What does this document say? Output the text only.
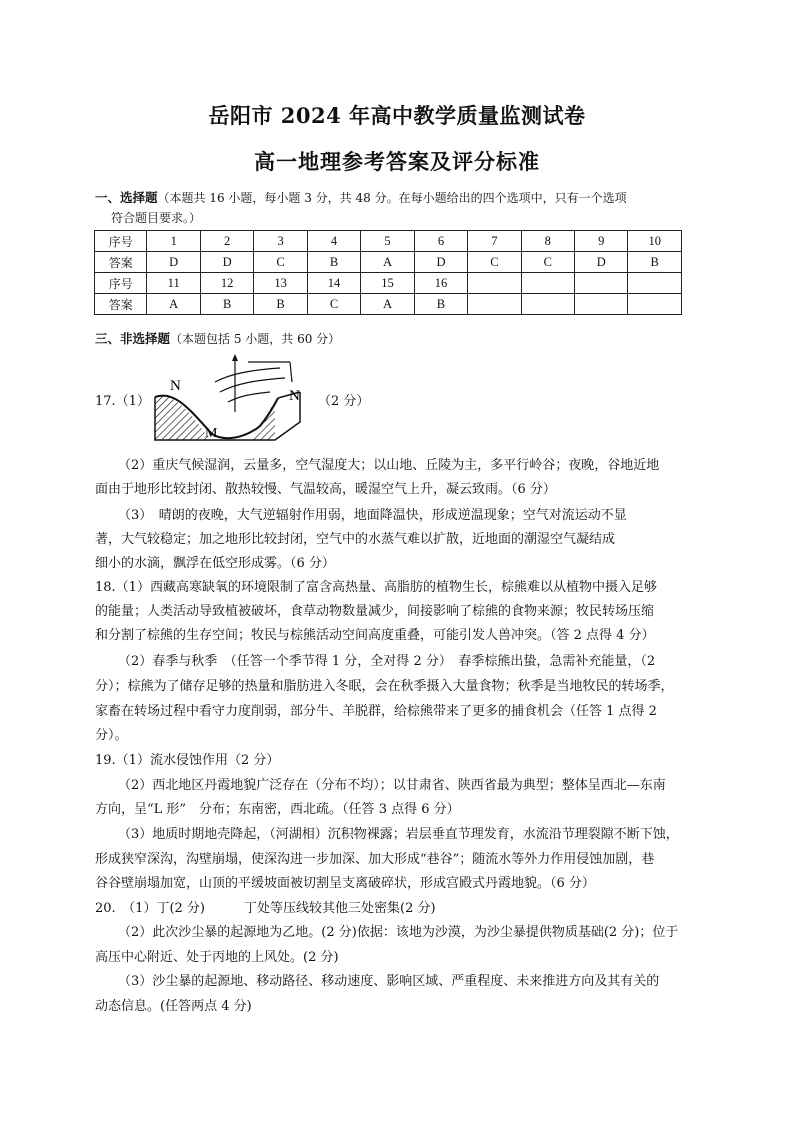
岳阳市 2024 年高中教学质量监测试卷
高一地理参考答案及评分标准
一、选择题（本题共 16 小题，每小题 3 分，共 48 分。在每小题给出的四个选项中，只有一个选项
符合题目要求。）
序号	1	2	3	4	5	6	7	8	9	10
答案	D	D	C	B	A	D	C	C	D	B
序号	11	12	13	14	15	16				
答案	A	B	B	C	A	B				
三、非选择题（本题包括 5 小题，共 60 分）
17.（1）
N
N
M
（2 分）
（2）重庆气候湿润，云量多，空气湿度大；以山地、丘陵为主，多平行岭谷；夜晚，谷地近地
面由于地形比较封闭、散热较慢、气温较高，暖湿空气上升，凝云致雨。（6 分）
（3）　晴朗的夜晚，大气逆辐射作用弱，地面降温快，形成逆温现象；空气对流运动不显
著，大气较稳定；加之地形比较封闭，空气中的水蒸气难以扩散，近地面的潮湿空气凝结成
细小的水滴，飘浮在低空形成雾。（6 分）
18.（1）西藏高寒缺氧的环境限制了富含高热量、高脂肪的植物生长，棕熊难以从植物中摄入足够
的能量；人类活动导致植被破坏，食草动物数量减少，间接影响了棕熊的食物来源；牧民转场压缩
和分割了棕熊的生存空间；牧民与棕熊活动空间高度重叠，可能引发人兽冲突。（答 2 点得 4 分）
（2）春季与秋季　（任答一个季节得 1 分，全对得 2 分）　春季棕熊出蛰，急需补充能量，（2
分）；棕熊为了储存足够的热量和脂肪进入冬眠，会在秋季摄入大量食物；秋季是当地牧民的转场季，
家畜在转场过程中看守力度削弱，部分牛、羊脱群，给棕熊带来了更多的捕食机会（任答 1 点得 2
分）。
19.（1）流水侵蚀作用（2 分）
（2）西北地区丹霞地貌广泛存在（分布不均）；以甘肃省、陕西省最为典型；整体呈西北—东南
方向，呈“L 形”　分布；东南密，西北疏。（任答 3 点得 6 分）
（3）地质时期地壳降起，（河湖相）沉积物裸露；岩层垂直节理发育，水流沿节理裂隙不断下蚀，
形成狭窄深沟，沟壁崩塌，使深沟进一步加深、加大形成“巷谷”；随流水等外力作用侵蚀加剧，巷
谷谷壁崩塌加宽，山顶的平缓坡面被切割呈支离破碎状，形成宫殿式丹霞地貌。（6 分）
20.　（1）丁(2 分)　　　丁处等压线较其他三处密集(2 分)
（2）此次沙尘暴的起源地为乙地。(2 分)依据：该地为沙漠，为沙尘暴提供物质基础(2 分)；位于
高压中心附近、处于丙地的上风处。(2 分)
（3）沙尘暴的起源地、移动路径、移动速度、影响区域、严重程度、未来推进方向及其有关的
动态信息。(任答两点 4 分)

--------------------

• _To be done_
Leave out the pictures and copy everything else in the records word for word.

• _Complete response_
What does this document say? Output the text only.
岳阳市 2024 年高中教学质量监测试卷
高一地理参考答案及评分标准
一、选择题（本题共 16 小题，每小题 3 分，共 48 分。在每小题给出的四个选项中，只有一个选项
符合题目要求。）
序号	1	2	3	4	5	6	7	8	9	10
答案	D	D	C	B	A	D	C	C	D	B
序号	11	12	13	14	15	16				
答案	A	B	B	C	A	B				
三、非选择题（本题包括 5 小题，共 60 分）
17.（1）
N
N
M
（2 分）
（2）重庆气候湿润，云量多，空气湿度大；以山地、丘陵为主，多平行岭谷；夜晚，谷地近地
面由于地形比较封闭、散热较慢、气温较高，暖湿空气上升，凝云致雨。（6 分）
（3）　晴朗的夜晚，大气逆辐射作用弱，地面降温快，形成逆温现象；空气对流运动不显
著，大气较稳定；加之地形比较封闭，空气中的水蒸气难以扩散，近地面的潮湿空气凝结成
细小的水滴，飘浮在低空形成雾。（6 分）
18.（1）西藏高寒缺氧的环境限制了富含高热量、高脂肪的植物生长，棕熊难以从植物中摄入足够
的能量；人类活动导致植被破坏，食草动物数量减少，间接影响了棕熊的食物来源；牧民转场压缩
和分割了棕熊的生存空间；牧民与棕熊活动空间高度重叠，可能引发人兽冲突。（答 2 点得 4 分）
（2）春季与秋季　（任答一个季节得 1 分，全对得 2 分）　春季棕熊出蛰，急需补充能量，（2
分）；棕熊为了储存足够的热量和脂肪进入冬眠，会在秋季摄入大量食物；秋季是当地牧民的转场季，
家畜在转场过程中看守力度削弱，部分牛、羊脱群，给棕熊带来了更多的捕食机会（任答 1 点得 2
分）。
19.（1）流水侵蚀作用（2 分）
（2）西北地区丹霞地貌广泛存在（分布不均）；以甘肃省、陕西省最为典型；整体呈西北—东南
方向，呈“L 形”　分布；东南密，西北疏。（任答 3 点得 6 分）
（3）地质时期地壳降起，（河湖相）沉积物裸露；岩层垂直节理发育，水流沿节理裂隙不断下蚀，
形成狭窄深沟，沟壁崩塌，使深沟进一步加深、加大形成“巷谷”；随流水等外力作用侵蚀加剧，巷
谷谷壁崩塌加宽，山顶的平缓坡面被切割呈支离破碎状，形成宫殿式丹霞地貌。（6 分）
20.　（1）丁(2 分)　　　丁处等压线较其他三处密集(2 分)
（2）此次沙尘暴的起源地为乙地。(2 分)依据：该地为沙漠，为沙尘暴提供物质基础(2 分)；位于
高压中心附近、处于丙地的上风处。(2 分)
（3）沙尘暴的起源地、移动路径、移动速度、影响区域、严重程度、未来推进方向及其有关的
动态信息。(任答两点 4 分)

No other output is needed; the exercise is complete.